▶ What is expected
Continue the theater review below, starting from its last sentence.

:: Selected extract ::

Young Jean Lee is a big tease. In the first few minutes of her new play, “Songs of the Dragons Flying to Heaven,” the Brooklyn-based playwright leaves the audience in the dark, literally, as the sound from an unseen video begins. Seated in the pitch-black theater, it takes a few seconds to realize that Young Jean is about to be slapped on her face, because she and her slapper are giggling about just how hard he’s going to hit her. She tells him to start with the softest slap possible—a one on a 10-scale system of slapping. Then we hear a #5-sounding slap. “Whoa!” Young Jean laughs. “That’s pretty hard for a one!” But they continue — Slap, Slap, Slap — as the director offers her chilling comments like: “Better,” and “Chin up, debutante!” It’s awfully funny (emphasis on the word awful) until we hear her sniffling — Sniff, Sniff, Sniff — and suddenly this whole exchange turns disturbing. Young Jean is obviously playing with us, but because but she teases us so well, and so surprisingly throughout this unsentimental, hysterical mash-up of a confessional, Korean-American identity play, the audience is willing — dying to be played.

She’s pushed our buttons before: In “Pullman, WA,” for instance, which premiered at P.S. 122 last year, she set out to annoy the audience, shining a bright light on them and having her characters deliver much-too-long monologues to their faces. At HERE, she shines a light on her own half-baked platitudes about being half-Korean, using Becky Yamamoto ­as her mouthpiece. Playing the title “Korean-American” role in the script, Yamamoto appears on stage looking utterly hip and American in a hot pink jersey, blue jeans, and checkered Vans, and begins a riotous, off-color monologue. “Have you ever noticed how most Asian-Americans are slightly brain-damaged from having grown up with Asian parents?” she asks, and that’s just the start of it.

Yamamoto veers from one epithet to another, before turning her half-cocked critique of Asians onto white Americans. “We can take the word racism and hurl it at people and demolish them and there’s nothing you can do to stop us "We will crush you!” she promises. Then she invites three traditionally dressed Korean women to the blond-wood stage. Meant to suggest the interior of a Korean-Buddhist temple, it serves as the site of a million sacrileges.

The chorus of women, Jun Sky Kim, Haerry Kim and Jennifer Lim, are both hyperbolically and generically Asian (in the script, they’re noted simply as Korean 1, Korean 2 and Korean 3). Their colorful dresses and their florid non-sequiturs (“Soon it will be time for the festival of the falling flowers!”) seem like relics from some far-off dynasty. And through their horrid tales about being raped, and deliriously funny antics (one mimes her own death by a chopstick to the eye) Lee seems to suggest that self-mutilation, sexual violence, and low self-esteem is a legacy Korean women share­. Together they are the Harpo to Yamamoto’s wisecracking Groucho character, grimacing when she curses, shaking their heads “no” when she professes to hate white people, beating her up when she is disrespectful toward Koreans. But when two white Americans enter the play, Yamamoto puts her self-hating minority act on pause, and the play descends into near absurdity.

:::
:: Data segment ::

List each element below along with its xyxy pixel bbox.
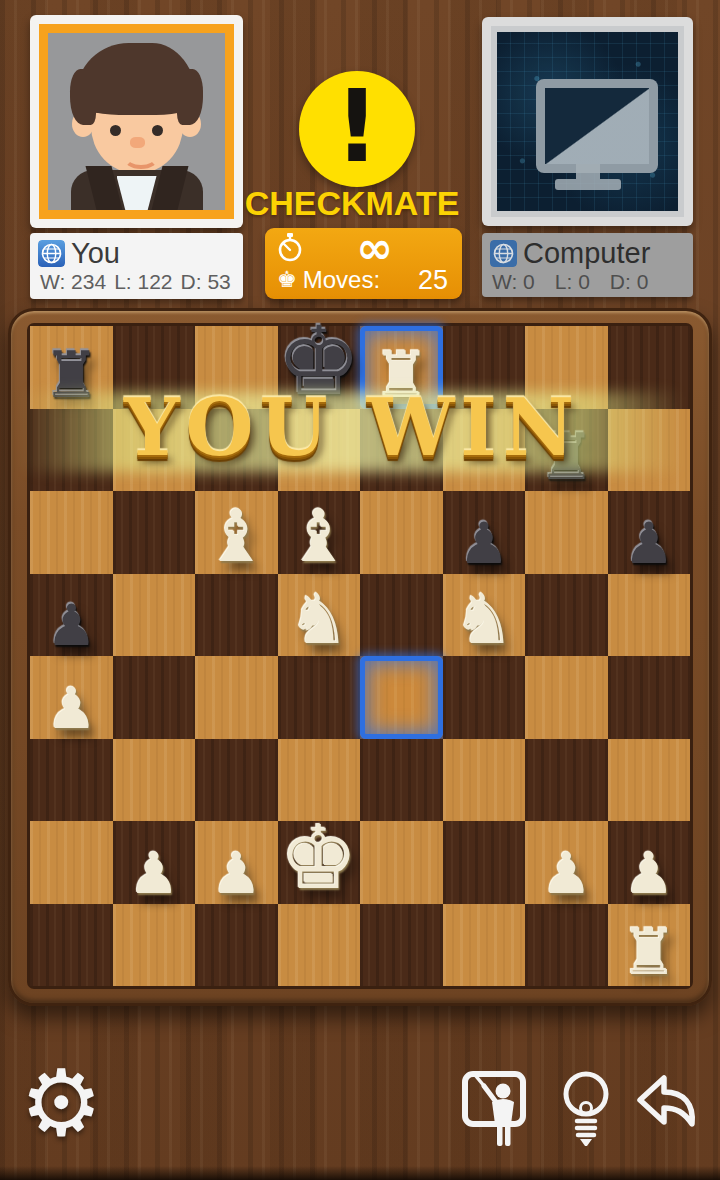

:::

▶ Exercise output
The white couple, played by Brian Bickerstaff (White Person 1) and Juliana Francis (White Person 2), are seemingly out of place in this twisted minority report, but they are the perfect counterpoint to Lee’s provocative identity play. The one time these milquetoast types ponder their “ethnicity,” it’s for a brief few seconds when White Person 1 names all the great things in the world that are white, like snow, marshmallows, and paper. The only thing that truly concerns these two is the status of their relationship, a topic so engrossing to them, and one they dissect so thoroughly, they make Larry David seem easygoing. (“When I say that you have sub-par intelligence,” the girl says to her boyfriend, “I don’t mean that you’re stupid. I don’t mean that at all. What I mean is that you are just right on the borderline of being smart enough for me.”)

From start to finish, Lee pokes fun — at herself, at Koreans, at white Americans — in a pointed way that never ever feels like a lecture, even when the chorus of Korean women and Yamamoto directly address the audience, in unison, on behalf of Young Jean Lee. Together they confess all her sins and rationales for the play and then admit, in the same breath, that if enough white people complain that this particular section is offensive, Lee will take it out. I find it hard to believe she’ll hear a peep: there is just too much in “Songs” to praise.